■ Page text ■

====

This is the step most tools skip or approximate. It's what makes the difference between a cluster that ranks and one that stays stuck halfway.

Step 2 — Semantic grouping within the same intent

Only at this point does semantic similarity come into play. But we only compare keywords with the same intent: an "informational" keyword never gets put in the same cluster as a "commercial" one, even if they share 90% of the words. Clustering happens through vector embeddings, with distance thresholds calibrated by family (commercial keywords tolerate broader clusters, informational ones need to be kept tight).

Step 3 — Hub and spoke selection for clusters

Within each cluster, we select:

  • The hub keyword: the one with the highest intent_value and lowest specificity (the cluster's general intent).

  • The spoke keywords: those with higher specificity (the vertical sub-intents), max 6 as we saw in the Hub & Spoke architecture article.

At this point the cluster is ready to become an editorial plan.

What changes in practice: two examples

Traditional example (lexical clustering):

  • "Rank tracker" cluster contains: "best rank tracker", "free rank tracker", "how does a rank tracker work", "rank tracker for agencies", "rank tracker alternatives"

  • Result: one article tries to cover everything. It becomes a confusing guide that ranks none of the keywords well.

Intent-First example:

  • Informational cluster "rank tracker — understanding": "how does a rank tracker work", "what is a rank tracker"

  • Commercial cluster "rank tracker — choosing": "best rank tracker", "rank tracker for agencies", "rank tracker alternatives"

  • Transactional cluster "rank tracker — trying": "free rank tracker", "rank tracker free trial"

====

■ Supplied information ■

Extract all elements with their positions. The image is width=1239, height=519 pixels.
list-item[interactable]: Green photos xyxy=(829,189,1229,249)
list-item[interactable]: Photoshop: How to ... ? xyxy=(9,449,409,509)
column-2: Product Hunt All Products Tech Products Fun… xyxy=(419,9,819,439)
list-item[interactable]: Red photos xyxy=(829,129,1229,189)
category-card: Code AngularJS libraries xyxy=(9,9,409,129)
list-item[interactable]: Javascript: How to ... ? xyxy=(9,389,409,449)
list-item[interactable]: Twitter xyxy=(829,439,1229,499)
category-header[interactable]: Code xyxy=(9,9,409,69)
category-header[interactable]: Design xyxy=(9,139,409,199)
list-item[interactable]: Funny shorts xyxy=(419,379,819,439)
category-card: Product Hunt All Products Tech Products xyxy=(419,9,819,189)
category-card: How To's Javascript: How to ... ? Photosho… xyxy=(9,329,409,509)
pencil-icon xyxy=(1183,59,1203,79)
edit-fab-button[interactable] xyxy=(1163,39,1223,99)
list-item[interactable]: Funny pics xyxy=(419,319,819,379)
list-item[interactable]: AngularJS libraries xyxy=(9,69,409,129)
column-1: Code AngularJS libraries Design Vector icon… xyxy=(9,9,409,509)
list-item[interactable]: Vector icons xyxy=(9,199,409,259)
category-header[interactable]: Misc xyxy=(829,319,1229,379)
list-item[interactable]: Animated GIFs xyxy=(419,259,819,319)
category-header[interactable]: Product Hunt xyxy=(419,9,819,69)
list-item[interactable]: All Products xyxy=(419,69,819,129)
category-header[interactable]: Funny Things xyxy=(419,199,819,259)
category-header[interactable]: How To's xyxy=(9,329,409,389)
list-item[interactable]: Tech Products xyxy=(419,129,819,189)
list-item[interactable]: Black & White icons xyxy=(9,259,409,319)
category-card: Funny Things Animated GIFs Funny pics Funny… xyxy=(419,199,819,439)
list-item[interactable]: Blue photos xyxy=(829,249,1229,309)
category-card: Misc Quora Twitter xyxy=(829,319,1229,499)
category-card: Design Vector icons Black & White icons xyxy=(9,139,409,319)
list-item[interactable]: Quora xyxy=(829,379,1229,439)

====

■ Tasks to perform ■
#1 In the keyword clustering text, rewrite the paragraph beginning "Only at this point" as a short bulleted list that keeps its main facts.
#2 List every keyword that the keyword clustering text places in its three Intent-First clusters.
#3 Reproduce the part of the keyword clustering text starting at "Step 3 — Hub" and ending at "Spoke architecture article.".
Work only from the keyword clustering text.

■ Solved problems ■
#1
- Semantic similarity is used only at this stage.
- Keywords are compared only with others of the same intent. An informational keyword never shares a cluster with a commercial one, even when they share 90% of their words.
- Clustering uses vector embeddings.
- Distance thresholds are calibrated by family. Commercial keywords tolerate broader clusters, and informational ones must be kept tight.

#2
- how does a rank tracker work
- what is a rank tracker
- best rank tracker
- rank tracker for agencies
- rank tracker alternatives
- free rank tracker
- rank tracker free trial

#3
Step 3 — Hub and spoke selection for clusters

Within each cluster, we select:

  • The hub keyword: the one with the highest intent_value and lowest specificity (the cluster's general intent).

  • The spoke keywords: those with higher specificity (the vertical sub-intents), max 6 as we saw in the Hub & Spoke architecture article.